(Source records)
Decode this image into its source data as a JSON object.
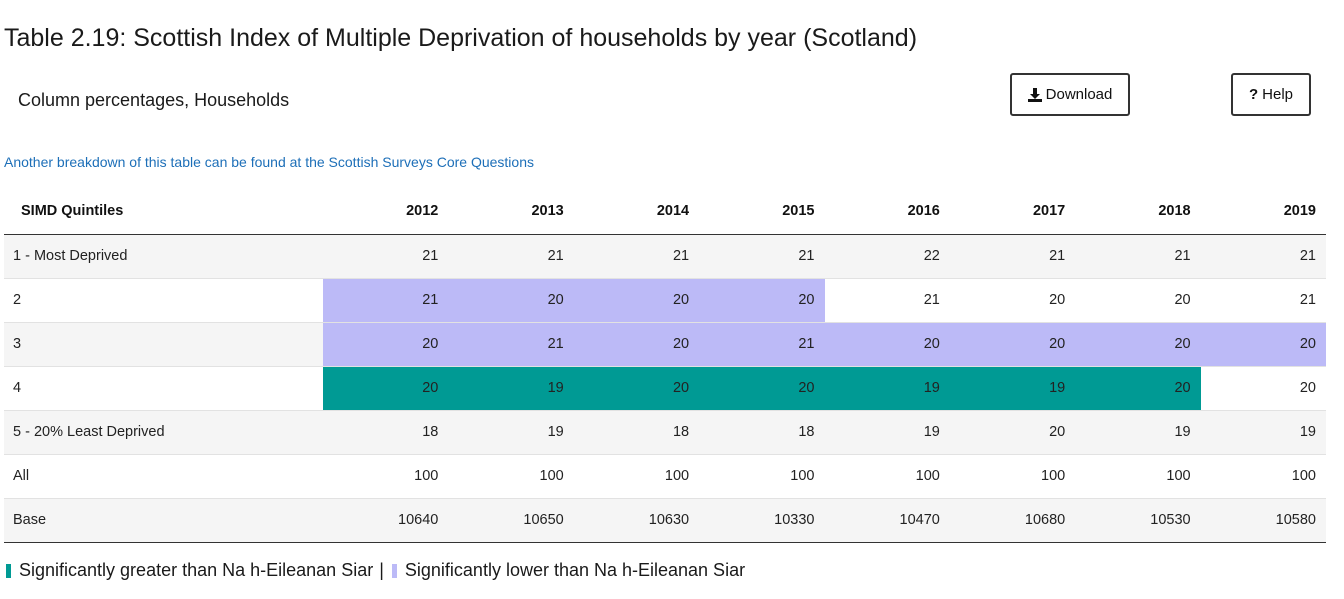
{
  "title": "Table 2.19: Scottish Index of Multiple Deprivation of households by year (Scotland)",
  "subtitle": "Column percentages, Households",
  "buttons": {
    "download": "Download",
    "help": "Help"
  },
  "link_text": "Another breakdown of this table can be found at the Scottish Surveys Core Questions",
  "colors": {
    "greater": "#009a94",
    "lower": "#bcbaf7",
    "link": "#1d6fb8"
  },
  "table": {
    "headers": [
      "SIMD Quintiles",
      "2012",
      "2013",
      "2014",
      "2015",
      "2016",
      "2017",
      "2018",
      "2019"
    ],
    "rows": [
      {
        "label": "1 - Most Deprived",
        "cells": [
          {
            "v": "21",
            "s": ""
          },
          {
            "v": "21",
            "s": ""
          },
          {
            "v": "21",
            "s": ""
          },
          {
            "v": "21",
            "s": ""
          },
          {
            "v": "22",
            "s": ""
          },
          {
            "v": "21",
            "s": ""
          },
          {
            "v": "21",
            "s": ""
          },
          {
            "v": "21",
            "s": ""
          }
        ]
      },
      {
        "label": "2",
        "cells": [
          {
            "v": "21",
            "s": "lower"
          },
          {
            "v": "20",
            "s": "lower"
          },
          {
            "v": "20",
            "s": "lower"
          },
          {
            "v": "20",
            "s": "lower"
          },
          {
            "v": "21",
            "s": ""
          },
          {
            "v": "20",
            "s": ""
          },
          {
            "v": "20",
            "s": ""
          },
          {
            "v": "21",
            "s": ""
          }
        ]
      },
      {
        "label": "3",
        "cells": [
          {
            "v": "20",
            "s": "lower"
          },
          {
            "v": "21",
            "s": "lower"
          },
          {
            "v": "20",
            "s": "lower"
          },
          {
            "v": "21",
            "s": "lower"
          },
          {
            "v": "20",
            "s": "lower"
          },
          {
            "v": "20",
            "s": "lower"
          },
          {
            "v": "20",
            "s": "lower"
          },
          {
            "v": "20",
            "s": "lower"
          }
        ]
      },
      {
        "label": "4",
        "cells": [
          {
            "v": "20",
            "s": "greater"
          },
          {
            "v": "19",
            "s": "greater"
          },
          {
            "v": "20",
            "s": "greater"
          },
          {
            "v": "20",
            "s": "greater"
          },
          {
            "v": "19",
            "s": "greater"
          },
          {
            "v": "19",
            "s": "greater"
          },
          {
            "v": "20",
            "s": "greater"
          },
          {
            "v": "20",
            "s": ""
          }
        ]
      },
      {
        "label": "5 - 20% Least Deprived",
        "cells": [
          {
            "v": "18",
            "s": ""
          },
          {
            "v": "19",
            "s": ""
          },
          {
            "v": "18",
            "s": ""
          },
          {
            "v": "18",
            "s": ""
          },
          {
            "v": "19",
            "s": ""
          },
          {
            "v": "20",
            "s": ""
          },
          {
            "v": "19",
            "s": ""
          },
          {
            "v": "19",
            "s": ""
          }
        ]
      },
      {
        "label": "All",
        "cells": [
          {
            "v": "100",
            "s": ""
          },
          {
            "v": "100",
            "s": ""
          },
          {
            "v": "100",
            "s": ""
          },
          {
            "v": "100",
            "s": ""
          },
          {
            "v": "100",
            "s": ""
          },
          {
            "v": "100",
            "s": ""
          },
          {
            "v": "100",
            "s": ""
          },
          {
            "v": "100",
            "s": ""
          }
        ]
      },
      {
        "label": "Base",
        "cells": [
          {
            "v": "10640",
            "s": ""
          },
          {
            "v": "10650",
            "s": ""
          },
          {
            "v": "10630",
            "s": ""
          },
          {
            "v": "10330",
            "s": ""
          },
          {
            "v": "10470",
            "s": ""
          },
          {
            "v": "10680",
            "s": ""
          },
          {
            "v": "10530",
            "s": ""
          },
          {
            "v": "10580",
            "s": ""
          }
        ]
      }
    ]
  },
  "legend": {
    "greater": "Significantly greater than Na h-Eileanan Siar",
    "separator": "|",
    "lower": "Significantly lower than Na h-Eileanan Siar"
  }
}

[PROBLEM TO WORK ON]: Without the pictures, write out the whole listing above exactly as it appears.

[THE COMPLETED TASK]:
Decode this image into its source data as a JSON object.
{
  "title": "Table 2.19: Scottish Index of Multiple Deprivation of households by year (Scotland)",
  "subtitle": "Column percentages, Households",
  "buttons": {
    "download": "Download",
    "help": "Help"
  },
  "link_text": "Another breakdown of this table can be found at the Scottish Surveys Core Questions",
  "colors": {
    "greater": "#009a94",
    "lower": "#bcbaf7",
    "link": "#1d6fb8"
  },
  "table": {
    "headers": [
      "SIMD Quintiles",
      "2012",
      "2013",
      "2014",
      "2015",
      "2016",
      "2017",
      "2018",
      "2019"
    ],
    "rows": [
      {
        "label": "1 - Most Deprived",
        "cells": [
          {
            "v": "21",
            "s": ""
          },
          {
            "v": "21",
            "s": ""
          },
          {
            "v": "21",
            "s": ""
          },
          {
            "v": "21",
            "s": ""
          },
          {
            "v": "22",
            "s": ""
          },
          {
            "v": "21",
            "s": ""
          },
          {
            "v": "21",
            "s": ""
          },
          {
            "v": "21",
            "s": ""
          }
        ]
      },
      {
        "label": "2",
        "cells": [
          {
            "v": "21",
            "s": "lower"
          },
          {
            "v": "20",
            "s": "lower"
          },
          {
            "v": "20",
            "s": "lower"
          },
          {
            "v": "20",
            "s": "lower"
          },
          {
            "v": "21",
            "s": ""
          },
          {
            "v": "20",
            "s": ""
          },
          {
            "v": "20",
            "s": ""
          },
          {
            "v": "21",
            "s": ""
          }
        ]
      },
      {
        "label": "3",
        "cells": [
          {
            "v": "20",
            "s": "lower"
          },
          {
            "v": "21",
            "s": "lower"
          },
          {
            "v": "20",
            "s": "lower"
          },
          {
            "v": "21",
            "s": "lower"
          },
          {
            "v": "20",
            "s": "lower"
          },
          {
            "v": "20",
            "s": "lower"
          },
          {
            "v": "20",
            "s": "lower"
          },
          {
            "v": "20",
            "s": "lower"
          }
        ]
      },
      {
        "label": "4",
        "cells": [
          {
            "v": "20",
            "s": "greater"
          },
          {
            "v": "19",
            "s": "greater"
          },
          {
            "v": "20",
            "s": "greater"
          },
          {
            "v": "20",
            "s": "greater"
          },
          {
            "v": "19",
            "s": "greater"
          },
          {
            "v": "19",
            "s": "greater"
          },
          {
            "v": "20",
            "s": "greater"
          },
          {
            "v": "20",
            "s": ""
          }
        ]
      },
      {
        "label": "5 - 20% Least Deprived",
        "cells": [
          {
            "v": "18",
            "s": ""
          },
          {
            "v": "19",
            "s": ""
          },
          {
            "v": "18",
            "s": ""
          },
          {
            "v": "18",
            "s": ""
          },
          {
            "v": "19",
            "s": ""
          },
          {
            "v": "20",
            "s": ""
          },
          {
            "v": "19",
            "s": ""
          },
          {
            "v": "19",
            "s": ""
          }
        ]
      },
      {
        "label": "All",
        "cells": [
          {
            "v": "100",
            "s": ""
          },
          {
            "v": "100",
            "s": ""
          },
          {
            "v": "100",
            "s": ""
          },
          {
            "v": "100",
            "s": ""
          },
          {
            "v": "100",
            "s": ""
          },
          {
            "v": "100",
            "s": ""
          },
          {
            "v": "100",
            "s": ""
          },
          {
            "v": "100",
            "s": ""
          }
        ]
      },
      {
        "label": "Base",
        "cells": [
          {
            "v": "10640",
            "s": ""
          },
          {
            "v": "10650",
            "s": ""
          },
          {
            "v": "10630",
            "s": ""
          },
          {
            "v": "10330",
            "s": ""
          },
          {
            "v": "10470",
            "s": ""
          },
          {
            "v": "10680",
            "s": ""
          },
          {
            "v": "10530",
            "s": ""
          },
          {
            "v": "10580",
            "s": ""
          }
        ]
      }
    ]
  },
  "legend": {
    "greater": "Significantly greater than Na h-Eileanan Siar",
    "separator": "|",
    "lower": "Significantly lower than Na h-Eileanan Siar"
  }
}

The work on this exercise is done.